Excerpts from a dataset
%%
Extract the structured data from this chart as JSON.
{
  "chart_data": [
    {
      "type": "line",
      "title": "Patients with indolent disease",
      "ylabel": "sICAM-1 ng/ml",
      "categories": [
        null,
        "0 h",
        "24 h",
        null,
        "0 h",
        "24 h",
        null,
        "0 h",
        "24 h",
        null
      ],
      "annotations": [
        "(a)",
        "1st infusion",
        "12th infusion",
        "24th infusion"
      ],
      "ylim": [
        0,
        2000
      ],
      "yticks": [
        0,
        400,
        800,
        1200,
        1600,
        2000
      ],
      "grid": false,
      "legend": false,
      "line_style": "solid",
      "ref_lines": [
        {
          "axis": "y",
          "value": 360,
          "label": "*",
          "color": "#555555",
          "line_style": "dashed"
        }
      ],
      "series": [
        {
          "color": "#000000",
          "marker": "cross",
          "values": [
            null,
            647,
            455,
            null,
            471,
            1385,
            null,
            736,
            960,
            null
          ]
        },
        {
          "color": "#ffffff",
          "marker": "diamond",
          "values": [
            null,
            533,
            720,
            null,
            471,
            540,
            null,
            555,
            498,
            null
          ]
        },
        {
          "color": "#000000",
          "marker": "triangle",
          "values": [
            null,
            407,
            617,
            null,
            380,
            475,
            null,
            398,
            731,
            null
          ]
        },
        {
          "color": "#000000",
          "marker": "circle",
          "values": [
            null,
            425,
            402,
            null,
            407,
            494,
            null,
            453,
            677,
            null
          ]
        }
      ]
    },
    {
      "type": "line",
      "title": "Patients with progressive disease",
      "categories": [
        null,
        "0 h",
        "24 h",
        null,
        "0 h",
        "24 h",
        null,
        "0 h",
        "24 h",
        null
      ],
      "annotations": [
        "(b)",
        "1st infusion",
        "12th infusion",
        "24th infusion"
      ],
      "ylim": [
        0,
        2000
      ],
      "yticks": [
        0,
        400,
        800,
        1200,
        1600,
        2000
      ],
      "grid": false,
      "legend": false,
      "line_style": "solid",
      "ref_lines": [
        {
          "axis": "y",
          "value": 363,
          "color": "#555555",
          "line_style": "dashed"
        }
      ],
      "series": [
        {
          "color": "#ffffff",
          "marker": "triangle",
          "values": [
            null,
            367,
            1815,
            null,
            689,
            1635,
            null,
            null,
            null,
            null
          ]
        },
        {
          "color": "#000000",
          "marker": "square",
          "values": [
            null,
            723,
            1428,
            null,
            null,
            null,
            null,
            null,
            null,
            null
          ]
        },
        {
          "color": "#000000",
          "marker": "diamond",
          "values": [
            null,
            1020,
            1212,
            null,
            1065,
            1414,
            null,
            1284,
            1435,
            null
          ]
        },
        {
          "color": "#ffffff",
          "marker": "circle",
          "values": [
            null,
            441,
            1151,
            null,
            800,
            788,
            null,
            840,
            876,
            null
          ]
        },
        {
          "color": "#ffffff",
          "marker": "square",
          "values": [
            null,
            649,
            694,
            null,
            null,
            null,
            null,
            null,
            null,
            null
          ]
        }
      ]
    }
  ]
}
%%
▸ Task objective:
Copy out the full set of entries without altering anything.

▸ Response area:
Extract the structured data from this chart as JSON.
{
  "chart_data": [
    {
      "type": "line",
      "title": "Patients with indolent disease",
      "ylabel": "sICAM-1 ng/ml",
      "categories": [
        null,
        "0 h",
        "24 h",
        null,
        "0 h",
        "24 h",
        null,
        "0 h",
        "24 h",
        null
      ],
      "annotations": [
        "(a)",
        "1st infusion",
        "12th infusion",
        "24th infusion"
      ],
      "ylim": [
        0,
        2000
      ],
      "yticks": [
        0,
        400,
        800,
        1200,
        1600,
        2000
      ],
      "grid": false,
      "legend": false,
      "line_style": "solid",
      "ref_lines": [
        {
          "axis": "y",
          "value": 360,
          "label": "*",
          "color": "#555555",
          "line_style": "dashed"
        }
      ],
      "series": [
        {
          "color": "#000000",
          "marker": "cross",
          "values": [
            null,
            647,
            455,
            null,
            471,
            1385,
            null,
            736,
            960,
            null
          ]
        },
        {
          "color": "#ffffff",
          "marker": "diamond",
          "values": [
            null,
            533,
            720,
            null,
            471,
            540,
            null,
            555,
            498,
            null
          ]
        },
        {
          "color": "#000000",
          "marker": "triangle",
          "values": [
            null,
            407,
            617,
            null,
            380,
            475,
            null,
            398,
            731,
            null
          ]
        },
        {
          "color": "#000000",
          "marker": "circle",
          "values": [
            null,
            425,
            402,
            null,
            407,
            494,
            null,
            453,
            677,
            null
          ]
        }
      ]
    },
    {
      "type": "line",
      "title": "Patients with progressive disease",
      "categories": [
        null,
        "0 h",
        "24 h",
        null,
        "0 h",
        "24 h",
        null,
        "0 h",
        "24 h",
        null
      ],
      "annotations": [
        "(b)",
        "1st infusion",
        "12th infusion",
        "24th infusion"
      ],
      "ylim": [
        0,
        2000
      ],
      "yticks": [
        0,
        400,
        800,
        1200,
        1600,
        2000
      ],
      "grid": false,
      "legend": false,
      "line_style": "solid",
      "ref_lines": [
        {
          "axis": "y",
          "value": 363,
          "color": "#555555",
          "line_style": "dashed"
        }
      ],
      "series": [
        {
          "color": "#ffffff",
          "marker": "triangle",
          "values": [
            null,
            367,
            1815,
            null,
            689,
            1635,
            null,
            null,
            null,
            null
          ]
        },
        {
          "color": "#000000",
          "marker": "square",
          "values": [
            null,
            723,
            1428,
            null,
            null,
            null,
            null,
            null,
            null,
            null
          ]
        },
        {
          "color": "#000000",
          "marker": "diamond",
          "values": [
            null,
            1020,
            1212,
            null,
            1065,
            1414,
            null,
            1284,
            1435,
            null
          ]
        },
        {
          "color": "#ffffff",
          "marker": "circle",
          "values": [
            null,
            441,
            1151,
            null,
            800,
            788,
            null,
            840,
            876,
            null
          ]
        },
        {
          "color": "#ffffff",
          "marker": "square",
          "values": [
            null,
            649,
            694,
            null,
            null,
            null,
            null,
            null,
            null,
            null
          ]
        }
      ]
    }
  ]
}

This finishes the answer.